Data for processing >>
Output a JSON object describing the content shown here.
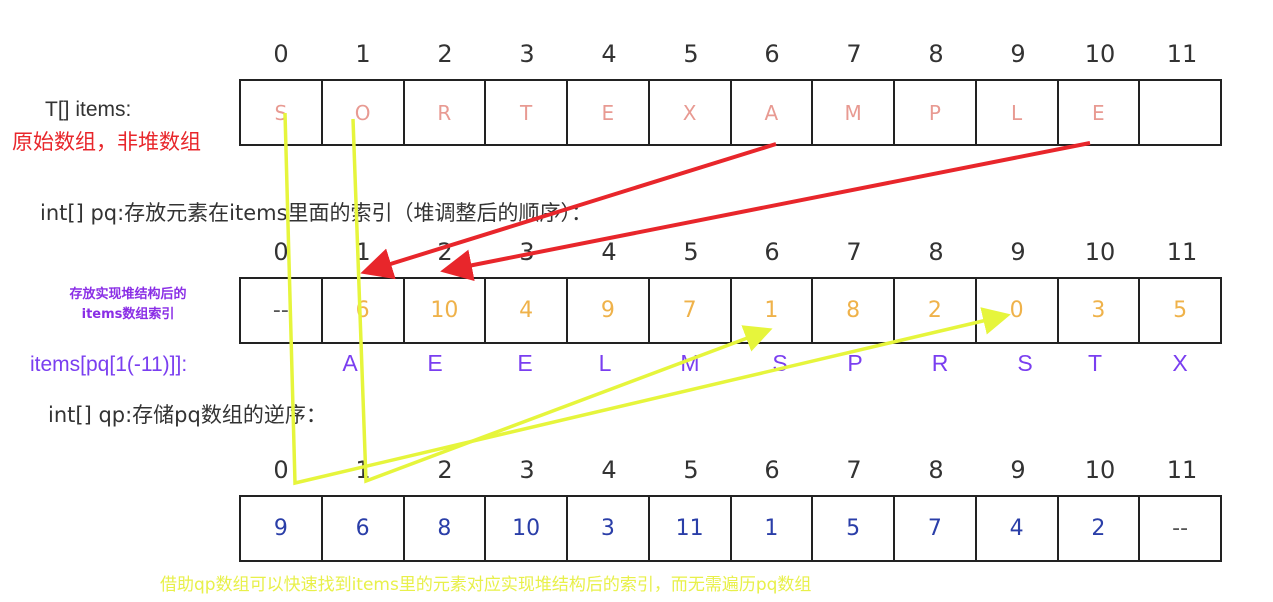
{
  "labels": {
    "items_array": "T[] items:",
    "items_note": "原始数组，非堆数组",
    "pq_caption": "int[] pq:存放元素在items里面的索引（堆调整后的顺序）：",
    "pq_note_line1": "存放实现堆结构后的",
    "pq_note_line2": "items数组索引",
    "mapped_label": "items[pq[1(-11)]]:",
    "qp_caption": "int[] qp:存储pq数组的逆序：",
    "footer_note": "借助qp数组可以快速找到items里的元素对应实现堆结构后的索引，而无需遍历pq数组"
  },
  "indices": [
    "0",
    "1",
    "2",
    "3",
    "4",
    "5",
    "6",
    "7",
    "8",
    "9",
    "10",
    "11"
  ],
  "items": [
    "S",
    "O",
    "R",
    "T",
    "E",
    "X",
    "A",
    "M",
    "P",
    "L",
    "E",
    ""
  ],
  "pq": [
    "--",
    "6",
    "10",
    "4",
    "9",
    "7",
    "1",
    "8",
    "2",
    "0",
    "3",
    "5"
  ],
  "mapped": [
    "A",
    "E",
    "E",
    "L",
    "M",
    "S",
    "P",
    "R",
    "S",
    "T",
    "X"
  ],
  "qp": [
    "9",
    "6",
    "8",
    "10",
    "3",
    "11",
    "1",
    "5",
    "7",
    "4",
    "2",
    "--"
  ],
  "colors": {
    "items_text": "#e89a92",
    "pq_text": "#efb24a",
    "qp_text": "#2a3ea8",
    "mapped_text": "#7a3ef0",
    "red_arrow": "#e8262b",
    "green_arrow": "#e6f53c",
    "footer_text": "#e8f04a",
    "note_red": "#e8262b",
    "note_purple": "#8a2ee6"
  }
}
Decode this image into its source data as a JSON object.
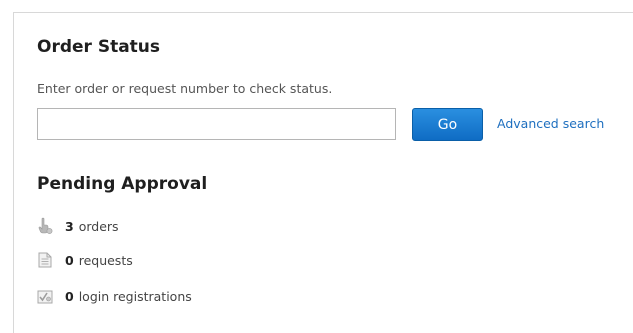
{
  "order_status": {
    "title": "Order Status",
    "hint": "Enter order or request number to check status.",
    "input_value": "",
    "input_placeholder": "",
    "go_label": "Go",
    "advanced_search_label": "Advanced search"
  },
  "pending_approval": {
    "title": "Pending Approval",
    "items": [
      {
        "icon": "hand-pointer-icon",
        "count": "3",
        "label": "orders"
      },
      {
        "icon": "document-list-icon",
        "count": "0",
        "label": "requests"
      },
      {
        "icon": "user-check-icon",
        "count": "0",
        "label": "login registrations"
      }
    ]
  },
  "colors": {
    "accent": "#1e6fbf",
    "button": "#0f6cc4",
    "text": "#333333",
    "border": "#d8d8d8"
  }
}
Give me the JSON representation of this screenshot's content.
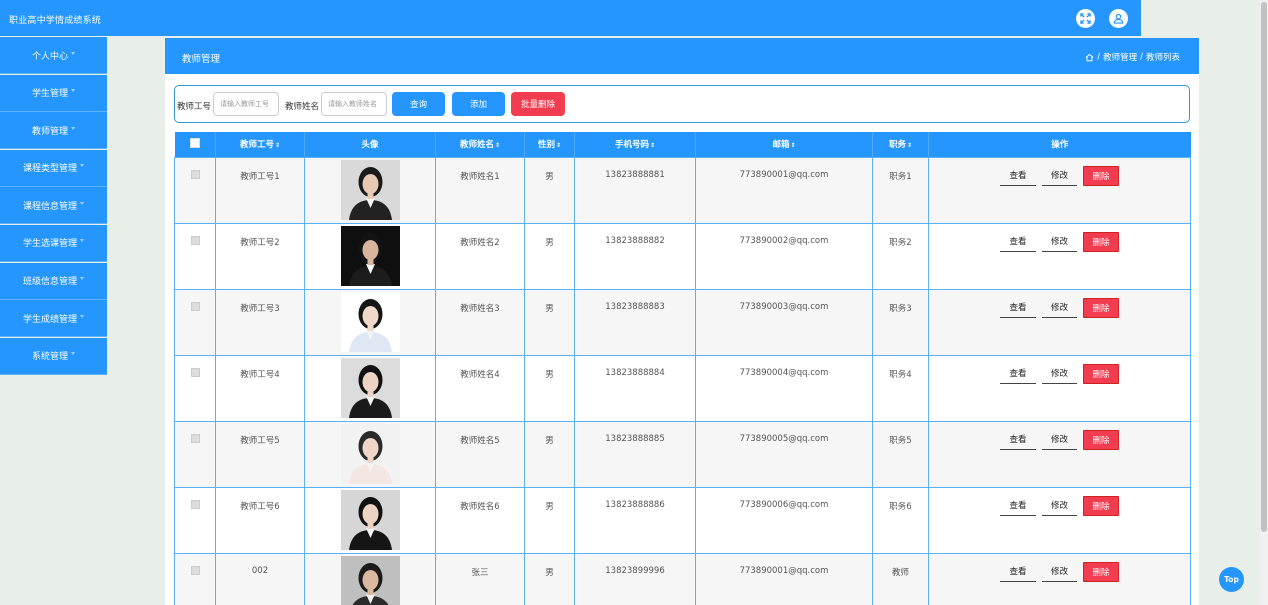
{
  "app": {
    "title": "职业高中学情成绩系统"
  },
  "sidebar": {
    "items": [
      {
        "label": "个人中心"
      },
      {
        "label": "学生管理"
      },
      {
        "label": "教师管理"
      },
      {
        "label": "课程类型管理"
      },
      {
        "label": "课程信息管理"
      },
      {
        "label": "学生选课管理"
      },
      {
        "label": "班级信息管理"
      },
      {
        "label": "学生成绩管理"
      },
      {
        "label": "系统管理"
      }
    ]
  },
  "page": {
    "title": "教师管理",
    "breadcrumb": [
      "教师管理",
      "教师列表"
    ],
    "breadcrumb_sep": "/"
  },
  "search": {
    "teacher_no_label": "教师工号",
    "teacher_no_placeholder": "请输入教师工号",
    "teacher_name_label": "教师姓名",
    "teacher_name_placeholder": "请输入教师姓名",
    "query_label": "查询",
    "add_label": "添加",
    "batch_delete_label": "批量删除"
  },
  "table": {
    "headers": [
      "",
      "教师工号",
      "头像",
      "教师姓名",
      "性别",
      "手机号码",
      "邮箱",
      "职务",
      "操作"
    ],
    "sortable": [
      false,
      true,
      false,
      true,
      true,
      true,
      true,
      true,
      false
    ],
    "sort_glyph": "⇕",
    "rows": [
      {
        "no": "教师工号1",
        "name": "教师姓名1",
        "gender": "男",
        "phone": "13823888881",
        "email": "773890001@qq.com",
        "duty": "职务1",
        "avatar": {
          "bg": "#d9d9d9",
          "suit": "#222222",
          "hair": "#1a1a1a",
          "skin": "#e8c9b4"
        }
      },
      {
        "no": "教师工号2",
        "name": "教师姓名2",
        "gender": "男",
        "phone": "13823888882",
        "email": "773890002@qq.com",
        "duty": "职务2",
        "avatar": {
          "bg": "#0f0f0f",
          "suit": "#1c1c1c",
          "hair": "#141414",
          "skin": "#d8b59c"
        }
      },
      {
        "no": "教师工号3",
        "name": "教师姓名3",
        "gender": "男",
        "phone": "13823888883",
        "email": "773890003@qq.com",
        "duty": "职务3",
        "avatar": {
          "bg": "#ffffff",
          "suit": "#dfe7f5",
          "hair": "#151515",
          "skin": "#f1d8c8"
        }
      },
      {
        "no": "教师工号4",
        "name": "教师姓名4",
        "gender": "男",
        "phone": "13823888884",
        "email": "773890004@qq.com",
        "duty": "职务4",
        "avatar": {
          "bg": "#dcdcdc",
          "suit": "#1a1a1a",
          "hair": "#111111",
          "skin": "#ecd3c3"
        }
      },
      {
        "no": "教师工号5",
        "name": "教师姓名5",
        "gender": "男",
        "phone": "13823888885",
        "email": "773890005@qq.com",
        "duty": "职务5",
        "avatar": {
          "bg": "#f2f2f2",
          "suit": "#f3e6e3",
          "hair": "#2a2a2a",
          "skin": "#efd6c8"
        }
      },
      {
        "no": "教师工号6",
        "name": "教师姓名6",
        "gender": "男",
        "phone": "13823888886",
        "email": "773890006@qq.com",
        "duty": "职务6",
        "avatar": {
          "bg": "#d6d6d6",
          "suit": "#151515",
          "hair": "#101010",
          "skin": "#ecd2c1"
        }
      },
      {
        "no": "002",
        "name": "张三",
        "gender": "男",
        "phone": "13823899996",
        "email": "773890001@qq.com",
        "duty": "教师",
        "avatar": {
          "bg": "#bfbfbf",
          "suit": "#2b2b2b",
          "hair": "#1b1b1b",
          "skin": "#dcb8a0"
        }
      }
    ],
    "actions": {
      "view": "查看",
      "edit": "修改",
      "delete": "删除"
    }
  },
  "back_to_top": "Top",
  "colors": {
    "primary": "#2596fd",
    "danger": "#f23c4f",
    "page_bg": "#e8efe9"
  }
}
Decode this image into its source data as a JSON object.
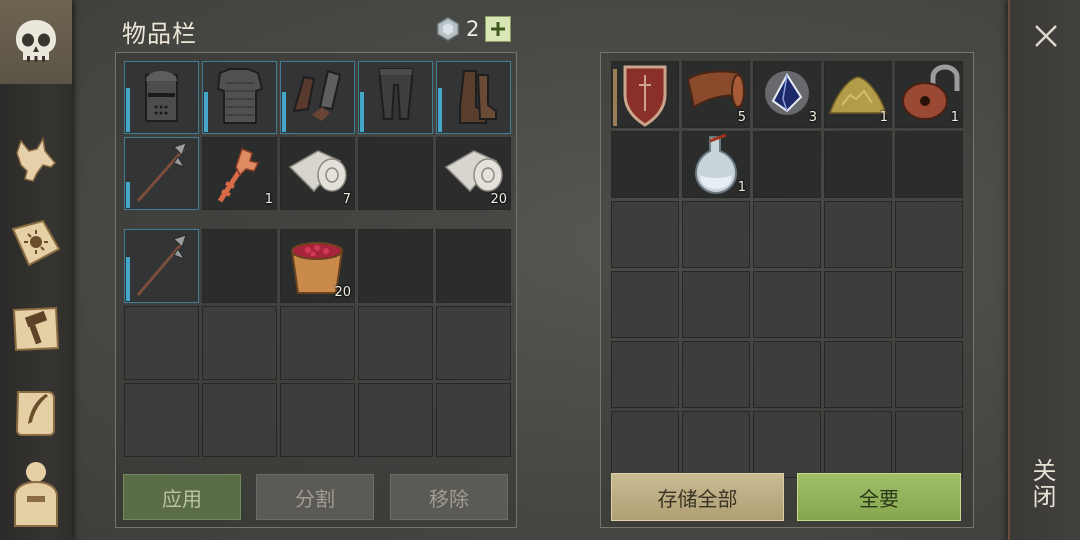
{
  "title": "物品栏",
  "currency": {
    "amount": "2",
    "icon": "gem-icon"
  },
  "close_label": "关闭",
  "inventory": {
    "equipment": [
      {
        "icon": "knight-helmet-icon",
        "count": ""
      },
      {
        "icon": "chainmail-armor-icon",
        "count": ""
      },
      {
        "icon": "gauntlets-icon",
        "count": ""
      },
      {
        "icon": "leg-armor-icon",
        "count": ""
      },
      {
        "icon": "boots-icon",
        "count": ""
      },
      {
        "icon": "halberd-icon",
        "count": ""
      },
      {
        "icon": "ornate-key-icon",
        "count": "1"
      },
      {
        "icon": "cloth-roll-icon",
        "count": "7"
      },
      {
        "icon": "",
        "count": ""
      },
      {
        "icon": "cloth-roll-icon",
        "count": "20"
      }
    ],
    "bag": [
      {
        "icon": "halberd-icon",
        "count": ""
      },
      {
        "icon": "",
        "count": ""
      },
      {
        "icon": "berry-bucket-icon",
        "count": "20"
      },
      {
        "icon": "",
        "count": ""
      },
      {
        "icon": "",
        "count": ""
      }
    ]
  },
  "storage": [
    {
      "icon": "shield-icon",
      "count": ""
    },
    {
      "icon": "leather-icon",
      "count": "5"
    },
    {
      "icon": "crystal-icon",
      "count": "3"
    },
    {
      "icon": "sand-pile-icon",
      "count": "1"
    },
    {
      "icon": "padlock-icon",
      "count": "1"
    },
    {
      "icon": "",
      "count": ""
    },
    {
      "icon": "potion-bottle-icon",
      "count": "1"
    }
  ],
  "buttons": {
    "apply": "应用",
    "split": "分割",
    "remove": "移除",
    "store_all": "存储全部",
    "take_all": "全要"
  },
  "sidebar": [
    "skull-icon",
    "wolf-icon",
    "sun-book-icon",
    "hammer-map-icon",
    "scroll-quill-icon",
    "character-icon"
  ],
  "colors": {
    "equip_outline": "#3f7d94",
    "durability_bar": "#46a6c9",
    "take_all_green": "#86a54f",
    "store_all_tan": "#b09f74"
  }
}
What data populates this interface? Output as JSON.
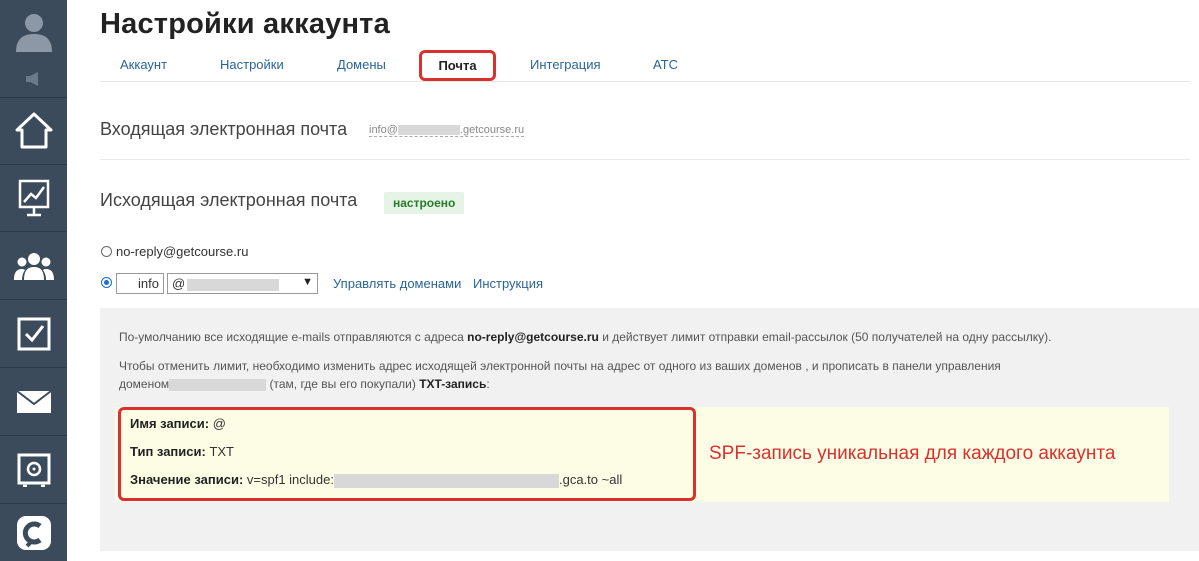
{
  "sidebar": {
    "icons": [
      "user-avatar-icon",
      "megaphone-icon",
      "home-icon",
      "chart-icon",
      "users-icon",
      "checkbox-icon",
      "mail-icon",
      "safe-icon",
      "getcourse-logo-icon"
    ]
  },
  "page": {
    "title": "Настройки аккаунта"
  },
  "tabs": [
    {
      "label": "Аккаунт"
    },
    {
      "label": "Настройки"
    },
    {
      "label": "Домены"
    },
    {
      "label": "Почта",
      "active": true
    },
    {
      "label": "Интеграция"
    },
    {
      "label": "АТС"
    }
  ],
  "incoming": {
    "label": "Входящая электронная почта",
    "email_prefix": "info@",
    "email_suffix": ".getcourse.ru"
  },
  "outgoing": {
    "label": "Исходящая электронная почта",
    "status": "настроено",
    "option_default": "no-reply@getcourse.ru",
    "local_part_value": "info",
    "domain_select_prefix": "@",
    "manage_domains_link": "Управлять доменами",
    "instruction_link": "Инструкция"
  },
  "info": {
    "p1_start": "По-умолчанию все исходящие e-mails отправляются с адреса ",
    "p1_bold": "no-reply@getcourse.ru",
    "p1_end": " и действует лимит отправки email-рассылок (50 получателей на одну рассылку).",
    "p2_line1": "Чтобы отменить лимит, необходимо изменить адрес исходящей электронной почты на адрес от одного из ваших доменов   , и прописать в панели управления",
    "p2_line2_start": "доменом",
    "p2_line2_mid": " (там, где вы его покупали) ",
    "p2_line2_bold": "TXT-запись",
    "p2_line2_end": ":"
  },
  "record": {
    "name_label": "Имя записи:",
    "name_value": " @",
    "type_label": "Тип записи:",
    "type_value": " TXT",
    "value_label": "Значение записи:",
    "value_start": " v=spf1 include:",
    "value_end": ".gca.to ~all"
  },
  "annotation": {
    "text": "SPF-запись уникальная для каждого аккаунта",
    "color": "#d9312e"
  },
  "colors": {
    "sidebar": "#3b4b5c",
    "link": "#2a6496",
    "highlight": "#d9312e",
    "badge_bg": "#e5f4e5",
    "badge_text": "#2a7a2a"
  }
}
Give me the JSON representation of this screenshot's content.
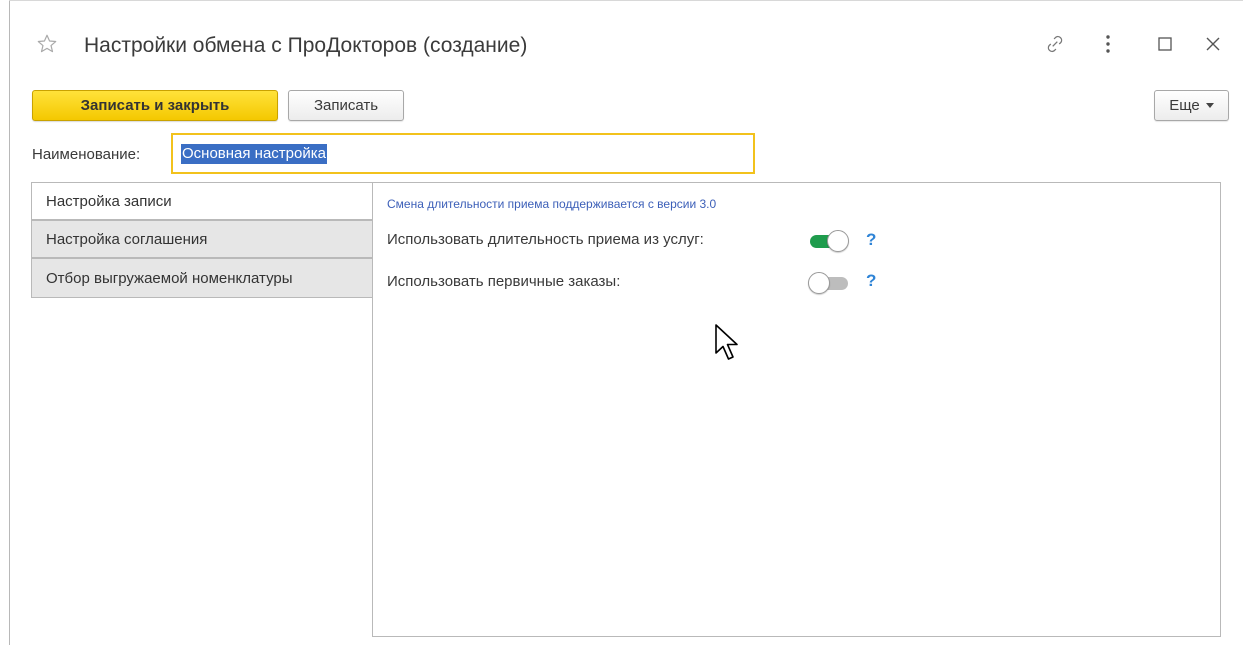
{
  "window": {
    "title": "Настройки обмена с ПроДокторов (создание)",
    "icons": [
      "star-icon",
      "link-icon",
      "more-vertical-icon",
      "maximize-icon",
      "close-icon"
    ]
  },
  "toolbar": {
    "save_close_label": "Записать и закрыть",
    "save_label": "Записать",
    "more_label": "Еще"
  },
  "name_field": {
    "label": "Наименование:",
    "value": "Основная настройка"
  },
  "tabs": [
    {
      "label": "Настройка записи",
      "active": true
    },
    {
      "label": "Настройка соглашения",
      "active": false
    },
    {
      "label": "Отбор выгружаемой номенклатуры",
      "active": false
    }
  ],
  "panel": {
    "hint": "Смена длительности приема поддерживается с версии 3.0",
    "options": [
      {
        "label": "Использовать длительность приема из услуг:",
        "enabled": true,
        "help": "?"
      },
      {
        "label": "Использовать первичные заказы:",
        "enabled": false,
        "help": "?"
      }
    ]
  },
  "colors": {
    "primary_button": "#f4c800",
    "focus_border": "#f2c21c",
    "selection": "#3a6ec4",
    "toggle_on": "#1f9c4d",
    "toggle_off": "#bdbdbd",
    "hint_text": "#3c5fb8",
    "help_icon": "#2f84d6"
  }
}
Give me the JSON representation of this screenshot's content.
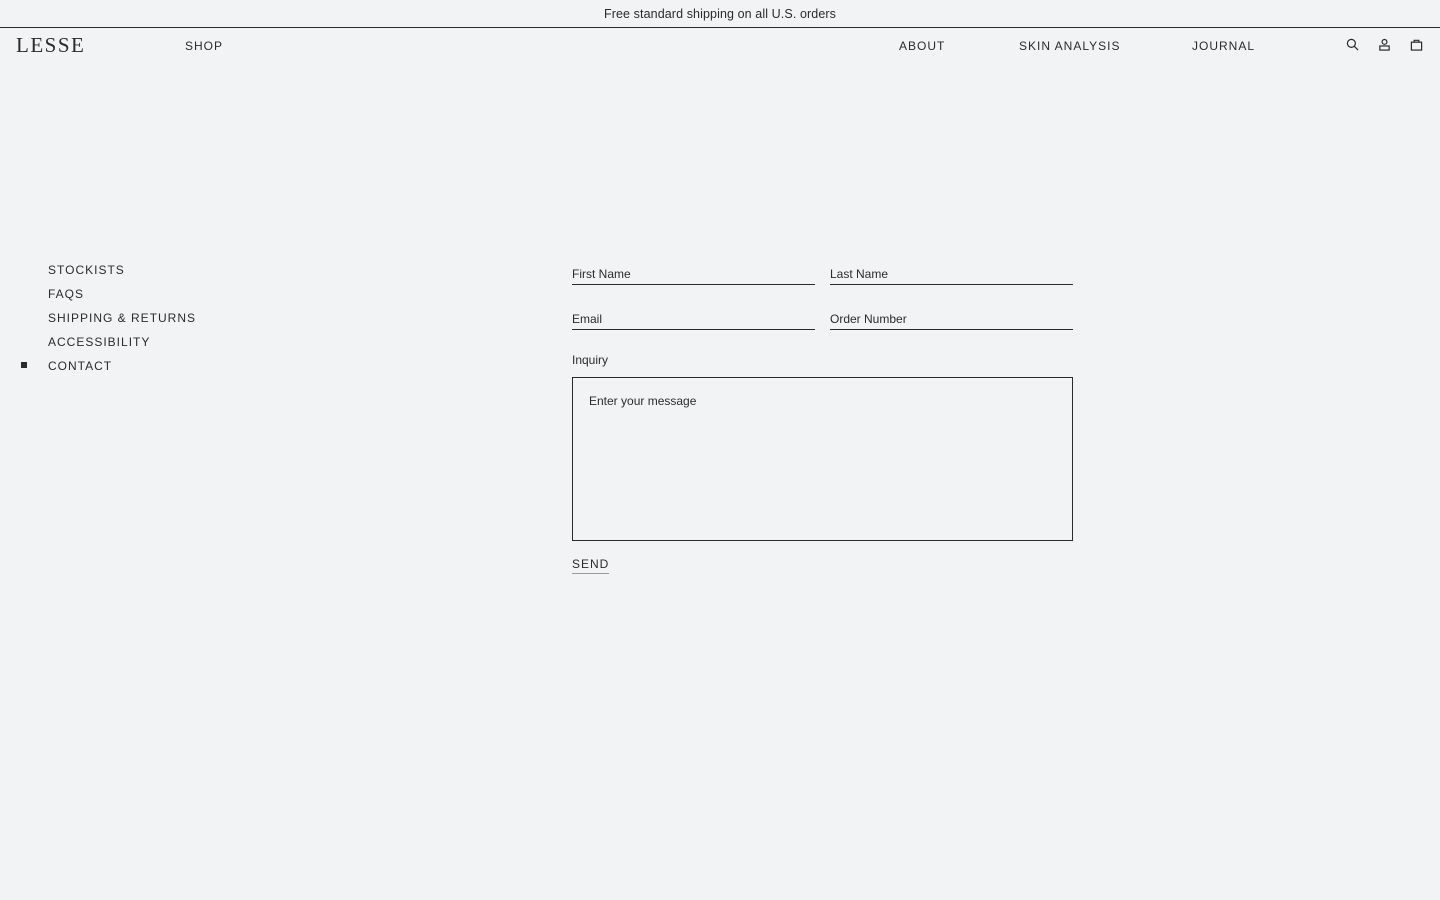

Stated problem >> Copy all lines above containing the string "запись".

Response >>
    "p2_line2_bold": "TXT-запись",
    "text": "SPF-запись уникальная для каждого аккаунта",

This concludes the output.